» Task prompt
Each of the entries should be retyped precisely as it appears.

» Entries provided

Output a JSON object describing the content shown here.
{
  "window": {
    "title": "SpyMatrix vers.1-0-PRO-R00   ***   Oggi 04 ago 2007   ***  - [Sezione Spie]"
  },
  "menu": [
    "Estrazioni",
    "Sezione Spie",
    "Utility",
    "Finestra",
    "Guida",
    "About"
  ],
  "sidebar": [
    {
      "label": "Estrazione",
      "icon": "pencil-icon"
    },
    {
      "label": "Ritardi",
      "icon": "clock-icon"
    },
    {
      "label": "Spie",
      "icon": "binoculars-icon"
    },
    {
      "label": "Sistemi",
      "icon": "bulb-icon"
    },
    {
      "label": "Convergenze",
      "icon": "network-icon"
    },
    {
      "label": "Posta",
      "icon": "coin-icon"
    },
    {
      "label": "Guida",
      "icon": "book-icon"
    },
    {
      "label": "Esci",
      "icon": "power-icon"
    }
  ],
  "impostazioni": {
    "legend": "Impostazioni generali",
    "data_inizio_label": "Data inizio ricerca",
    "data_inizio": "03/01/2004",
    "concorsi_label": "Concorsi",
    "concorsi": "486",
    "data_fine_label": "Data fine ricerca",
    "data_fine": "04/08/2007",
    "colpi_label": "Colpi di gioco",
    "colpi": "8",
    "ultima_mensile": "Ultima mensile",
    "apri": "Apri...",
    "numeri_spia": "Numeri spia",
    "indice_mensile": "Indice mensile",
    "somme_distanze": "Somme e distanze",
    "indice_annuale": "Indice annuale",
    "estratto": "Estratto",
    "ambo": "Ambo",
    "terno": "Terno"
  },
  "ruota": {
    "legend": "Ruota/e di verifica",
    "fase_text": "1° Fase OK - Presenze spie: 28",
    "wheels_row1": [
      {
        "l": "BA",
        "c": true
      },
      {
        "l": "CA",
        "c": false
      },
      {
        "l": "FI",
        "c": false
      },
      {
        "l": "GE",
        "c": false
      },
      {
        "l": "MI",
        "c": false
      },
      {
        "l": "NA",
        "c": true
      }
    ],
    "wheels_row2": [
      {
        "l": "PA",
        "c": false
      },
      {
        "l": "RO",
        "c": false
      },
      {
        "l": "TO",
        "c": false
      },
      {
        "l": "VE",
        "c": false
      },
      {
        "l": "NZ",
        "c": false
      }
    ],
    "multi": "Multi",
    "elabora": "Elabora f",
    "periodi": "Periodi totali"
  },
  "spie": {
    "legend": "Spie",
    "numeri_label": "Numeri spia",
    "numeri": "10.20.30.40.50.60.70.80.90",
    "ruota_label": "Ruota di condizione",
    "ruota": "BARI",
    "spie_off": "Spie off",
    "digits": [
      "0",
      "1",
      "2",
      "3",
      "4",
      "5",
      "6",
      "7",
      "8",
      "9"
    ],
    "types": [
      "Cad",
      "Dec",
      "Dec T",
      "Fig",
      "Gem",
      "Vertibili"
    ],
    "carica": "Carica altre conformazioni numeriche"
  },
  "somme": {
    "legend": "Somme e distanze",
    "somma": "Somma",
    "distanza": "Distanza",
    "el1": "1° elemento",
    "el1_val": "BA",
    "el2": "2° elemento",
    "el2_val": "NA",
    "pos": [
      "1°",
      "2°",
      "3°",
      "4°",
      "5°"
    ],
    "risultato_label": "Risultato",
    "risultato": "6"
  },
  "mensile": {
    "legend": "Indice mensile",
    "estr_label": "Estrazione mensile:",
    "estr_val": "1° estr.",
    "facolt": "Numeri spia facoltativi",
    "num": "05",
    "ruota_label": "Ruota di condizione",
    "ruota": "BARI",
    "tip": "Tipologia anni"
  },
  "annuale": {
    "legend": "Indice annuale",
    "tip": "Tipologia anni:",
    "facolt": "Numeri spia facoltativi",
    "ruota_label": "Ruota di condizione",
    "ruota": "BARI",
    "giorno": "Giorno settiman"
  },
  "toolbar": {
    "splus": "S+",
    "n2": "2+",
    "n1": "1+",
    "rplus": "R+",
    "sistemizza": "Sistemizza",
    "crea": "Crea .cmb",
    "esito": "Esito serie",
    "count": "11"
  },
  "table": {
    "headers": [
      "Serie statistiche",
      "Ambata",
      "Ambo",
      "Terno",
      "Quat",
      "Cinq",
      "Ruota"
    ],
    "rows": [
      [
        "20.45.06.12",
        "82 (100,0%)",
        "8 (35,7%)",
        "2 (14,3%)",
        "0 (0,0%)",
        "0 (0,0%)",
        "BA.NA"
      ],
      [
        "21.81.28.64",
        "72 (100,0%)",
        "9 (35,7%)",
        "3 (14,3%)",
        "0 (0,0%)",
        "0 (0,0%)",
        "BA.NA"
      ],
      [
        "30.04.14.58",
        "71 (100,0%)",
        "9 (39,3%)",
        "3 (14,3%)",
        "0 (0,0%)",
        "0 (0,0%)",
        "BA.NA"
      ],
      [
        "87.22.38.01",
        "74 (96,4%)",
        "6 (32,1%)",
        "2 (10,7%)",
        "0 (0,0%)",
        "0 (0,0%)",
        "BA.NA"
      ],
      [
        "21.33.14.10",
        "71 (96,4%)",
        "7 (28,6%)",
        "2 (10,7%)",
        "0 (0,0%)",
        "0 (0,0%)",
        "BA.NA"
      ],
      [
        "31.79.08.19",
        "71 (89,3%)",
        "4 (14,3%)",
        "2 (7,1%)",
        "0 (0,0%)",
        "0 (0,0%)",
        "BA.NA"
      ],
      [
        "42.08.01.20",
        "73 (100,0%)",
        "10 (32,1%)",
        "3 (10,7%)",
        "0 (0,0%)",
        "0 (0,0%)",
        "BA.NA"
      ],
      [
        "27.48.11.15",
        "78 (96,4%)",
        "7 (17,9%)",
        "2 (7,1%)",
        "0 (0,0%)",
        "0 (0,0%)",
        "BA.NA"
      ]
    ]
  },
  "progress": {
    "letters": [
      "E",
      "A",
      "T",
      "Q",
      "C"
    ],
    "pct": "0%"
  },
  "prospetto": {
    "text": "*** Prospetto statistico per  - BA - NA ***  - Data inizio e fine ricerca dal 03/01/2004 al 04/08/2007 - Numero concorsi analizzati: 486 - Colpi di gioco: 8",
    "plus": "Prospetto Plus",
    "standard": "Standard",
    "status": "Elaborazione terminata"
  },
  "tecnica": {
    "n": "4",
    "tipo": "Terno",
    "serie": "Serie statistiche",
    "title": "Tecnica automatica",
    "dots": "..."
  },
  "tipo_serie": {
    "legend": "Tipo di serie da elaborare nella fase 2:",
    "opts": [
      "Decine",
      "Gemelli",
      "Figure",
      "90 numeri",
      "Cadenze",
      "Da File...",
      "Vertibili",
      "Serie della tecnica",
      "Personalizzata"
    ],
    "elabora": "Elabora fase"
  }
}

» Written solution
Output a JSON object describing the content shown here.
{
  "window": {
    "title": "SpyMatrix vers.1-0-PRO-R00   ***   Oggi 04 ago 2007   ***  - [Sezione Spie]"
  },
  "menu": [
    "Estrazioni",
    "Sezione Spie",
    "Utility",
    "Finestra",
    "Guida",
    "About"
  ],
  "sidebar": [
    {
      "label": "Estrazione",
      "icon": "pencil-icon"
    },
    {
      "label": "Ritardi",
      "icon": "clock-icon"
    },
    {
      "label": "Spie",
      "icon": "binoculars-icon"
    },
    {
      "label": "Sistemi",
      "icon": "bulb-icon"
    },
    {
      "label": "Convergenze",
      "icon": "network-icon"
    },
    {
      "label": "Posta",
      "icon": "coin-icon"
    },
    {
      "label": "Guida",
      "icon": "book-icon"
    },
    {
      "label": "Esci",
      "icon": "power-icon"
    }
  ],
  "impostazioni": {
    "legend": "Impostazioni generali",
    "data_inizio_label": "Data inizio ricerca",
    "data_inizio": "03/01/2004",
    "concorsi_label": "Concorsi",
    "concorsi": "486",
    "data_fine_label": "Data fine ricerca",
    "data_fine": "04/08/2007",
    "colpi_label": "Colpi di gioco",
    "colpi": "8",
    "ultima_mensile": "Ultima mensile",
    "apri": "Apri...",
    "numeri_spia": "Numeri spia",
    "indice_mensile": "Indice mensile",
    "somme_distanze": "Somme e distanze",
    "indice_annuale": "Indice annuale",
    "estratto": "Estratto",
    "ambo": "Ambo",
    "terno": "Terno"
  },
  "ruota": {
    "legend": "Ruota/e di verifica",
    "fase_text": "1° Fase OK - Presenze spie: 28",
    "wheels_row1": [
      {
        "l": "BA",
        "c": true
      },
      {
        "l": "CA",
        "c": false
      },
      {
        "l": "FI",
        "c": false
      },
      {
        "l": "GE",
        "c": false
      },
      {
        "l": "MI",
        "c": false
      },
      {
        "l": "NA",
        "c": true
      }
    ],
    "wheels_row2": [
      {
        "l": "PA",
        "c": false
      },
      {
        "l": "RO",
        "c": false
      },
      {
        "l": "TO",
        "c": false
      },
      {
        "l": "VE",
        "c": false
      },
      {
        "l": "NZ",
        "c": false
      }
    ],
    "multi": "Multi",
    "elabora": "Elabora f",
    "periodi": "Periodi totali"
  },
  "spie": {
    "legend": "Spie",
    "numeri_label": "Numeri spia",
    "numeri": "10.20.30.40.50.60.70.80.90",
    "ruota_label": "Ruota di condizione",
    "ruota": "BARI",
    "spie_off": "Spie off",
    "digits": [
      "0",
      "1",
      "2",
      "3",
      "4",
      "5",
      "6",
      "7",
      "8",
      "9"
    ],
    "types": [
      "Cad",
      "Dec",
      "Dec T",
      "Fig",
      "Gem",
      "Vertibili"
    ],
    "carica": "Carica altre conformazioni numeriche"
  },
  "somme": {
    "legend": "Somme e distanze",
    "somma": "Somma",
    "distanza": "Distanza",
    "el1": "1° elemento",
    "el1_val": "BA",
    "el2": "2° elemento",
    "el2_val": "NA",
    "pos": [
      "1°",
      "2°",
      "3°",
      "4°",
      "5°"
    ],
    "risultato_label": "Risultato",
    "risultato": "6"
  },
  "mensile": {
    "legend": "Indice mensile",
    "estr_label": "Estrazione mensile:",
    "estr_val": "1° estr.",
    "facolt": "Numeri spia facoltativi",
    "num": "05",
    "ruota_label": "Ruota di condizione",
    "ruota": "BARI",
    "tip": "Tipologia anni"
  },
  "annuale": {
    "legend": "Indice annuale",
    "tip": "Tipologia anni:",
    "facolt": "Numeri spia facoltativi",
    "ruota_label": "Ruota di condizione",
    "ruota": "BARI",
    "giorno": "Giorno settiman"
  },
  "toolbar": {
    "splus": "S+",
    "n2": "2+",
    "n1": "1+",
    "rplus": "R+",
    "sistemizza": "Sistemizza",
    "crea": "Crea .cmb",
    "esito": "Esito serie",
    "count": "11"
  },
  "table": {
    "headers": [
      "Serie statistiche",
      "Ambata",
      "Ambo",
      "Terno",
      "Quat",
      "Cinq",
      "Ruota"
    ],
    "rows": [
      [
        "20.45.06.12",
        "82 (100,0%)",
        "8 (35,7%)",
        "2 (14,3%)",
        "0 (0,0%)",
        "0 (0,0%)",
        "BA.NA"
      ],
      [
        "21.81.28.64",
        "72 (100,0%)",
        "9 (35,7%)",
        "3 (14,3%)",
        "0 (0,0%)",
        "0 (0,0%)",
        "BA.NA"
      ],
      [
        "30.04.14.58",
        "71 (100,0%)",
        "9 (39,3%)",
        "3 (14,3%)",
        "0 (0,0%)",
        "0 (0,0%)",
        "BA.NA"
      ],
      [
        "87.22.38.01",
        "74 (96,4%)",
        "6 (32,1%)",
        "2 (10,7%)",
        "0 (0,0%)",
        "0 (0,0%)",
        "BA.NA"
      ],
      [
        "21.33.14.10",
        "71 (96,4%)",
        "7 (28,6%)",
        "2 (10,7%)",
        "0 (0,0%)",
        "0 (0,0%)",
        "BA.NA"
      ],
      [
        "31.79.08.19",
        "71 (89,3%)",
        "4 (14,3%)",
        "2 (7,1%)",
        "0 (0,0%)",
        "0 (0,0%)",
        "BA.NA"
      ],
      [
        "42.08.01.20",
        "73 (100,0%)",
        "10 (32,1%)",
        "3 (10,7%)",
        "0 (0,0%)",
        "0 (0,0%)",
        "BA.NA"
      ],
      [
        "27.48.11.15",
        "78 (96,4%)",
        "7 (17,9%)",
        "2 (7,1%)",
        "0 (0,0%)",
        "0 (0,0%)",
        "BA.NA"
      ]
    ]
  },
  "progress": {
    "letters": [
      "E",
      "A",
      "T",
      "Q",
      "C"
    ],
    "pct": "0%"
  },
  "prospetto": {
    "text": "*** Prospetto statistico per  - BA - NA ***  - Data inizio e fine ricerca dal 03/01/2004 al 04/08/2007 - Numero concorsi analizzati: 486 - Colpi di gioco: 8",
    "plus": "Prospetto Plus",
    "standard": "Standard",
    "status": "Elaborazione terminata"
  },
  "tecnica": {
    "n": "4",
    "tipo": "Terno",
    "serie": "Serie statistiche",
    "title": "Tecnica automatica",
    "dots": "..."
  },
  "tipo_serie": {
    "legend": "Tipo di serie da elaborare nella fase 2:",
    "opts": [
      "Decine",
      "Gemelli",
      "Figure",
      "90 numeri",
      "Cadenze",
      "Da File...",
      "Vertibili",
      "Serie della tecnica",
      "Personalizzata"
    ],
    "elabora": "Elabora fase"
  }
}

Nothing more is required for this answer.